TASK INSTRUCTIONS
Repeat every record below exactly, but leave out any pictures.

RECORD EXTRACTS
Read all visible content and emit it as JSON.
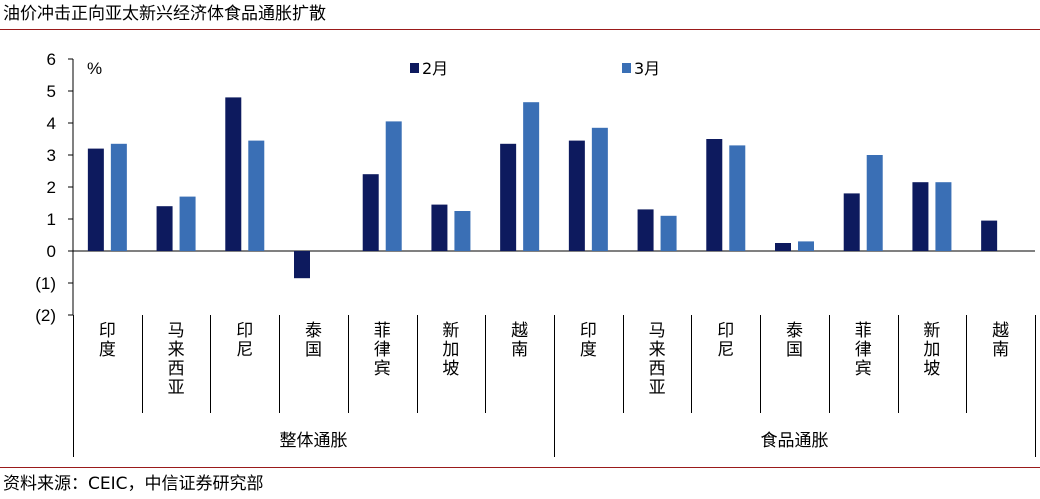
{
  "title": "油价冲击正向亚太新兴经济体食品通胀扩散",
  "source": "资料来源：CEIC，中信证券研究部",
  "chart_data": {
    "type": "bar",
    "unit": "%",
    "ylim": [
      -2,
      6
    ],
    "yticks": [
      6,
      5,
      4,
      3,
      2,
      1,
      0,
      -1,
      -2
    ],
    "ytick_labels": [
      "6",
      "5",
      "4",
      "3",
      "2",
      "1",
      "0",
      "(1)",
      "(2)"
    ],
    "legend_position": "top",
    "groups": [
      {
        "label": "整体通胀",
        "categories": [
          "印度",
          "马来西亚",
          "印尼",
          "泰国",
          "菲律宾",
          "新加坡",
          "越南"
        ]
      },
      {
        "label": "食品通胀",
        "categories": [
          "印度",
          "马来西亚",
          "印尼",
          "泰国",
          "菲律宾",
          "新加坡",
          "越南"
        ]
      }
    ],
    "series": [
      {
        "name": "2月",
        "color": "#0d1a5e",
        "values": [
          3.2,
          1.4,
          4.8,
          -0.85,
          2.4,
          1.45,
          3.35,
          3.45,
          1.3,
          3.5,
          0.25,
          1.8,
          2.15,
          0.95
        ]
      },
      {
        "name": "3月",
        "color": "#3a6fb5",
        "values": [
          3.35,
          1.7,
          3.45,
          null,
          4.05,
          1.25,
          4.65,
          3.85,
          1.1,
          3.3,
          0.3,
          3.0,
          2.15,
          null
        ]
      }
    ]
  }
}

TASK RESULT
Read all visible content and emit it as JSON.
{
  "title": "油价冲击正向亚太新兴经济体食品通胀扩散",
  "source": "资料来源：CEIC，中信证券研究部",
  "chart_data": {
    "type": "bar",
    "unit": "%",
    "ylim": [
      -2,
      6
    ],
    "yticks": [
      6,
      5,
      4,
      3,
      2,
      1,
      0,
      -1,
      -2
    ],
    "ytick_labels": [
      "6",
      "5",
      "4",
      "3",
      "2",
      "1",
      "0",
      "(1)",
      "(2)"
    ],
    "legend_position": "top",
    "groups": [
      {
        "label": "整体通胀",
        "categories": [
          "印度",
          "马来西亚",
          "印尼",
          "泰国",
          "菲律宾",
          "新加坡",
          "越南"
        ]
      },
      {
        "label": "食品通胀",
        "categories": [
          "印度",
          "马来西亚",
          "印尼",
          "泰国",
          "菲律宾",
          "新加坡",
          "越南"
        ]
      }
    ],
    "series": [
      {
        "name": "2月",
        "color": "#0d1a5e",
        "values": [
          3.2,
          1.4,
          4.8,
          -0.85,
          2.4,
          1.45,
          3.35,
          3.45,
          1.3,
          3.5,
          0.25,
          1.8,
          2.15,
          0.95
        ]
      },
      {
        "name": "3月",
        "color": "#3a6fb5",
        "values": [
          3.35,
          1.7,
          3.45,
          null,
          4.05,
          1.25,
          4.65,
          3.85,
          1.1,
          3.3,
          0.3,
          3.0,
          2.15,
          null
        ]
      }
    ]
  }
}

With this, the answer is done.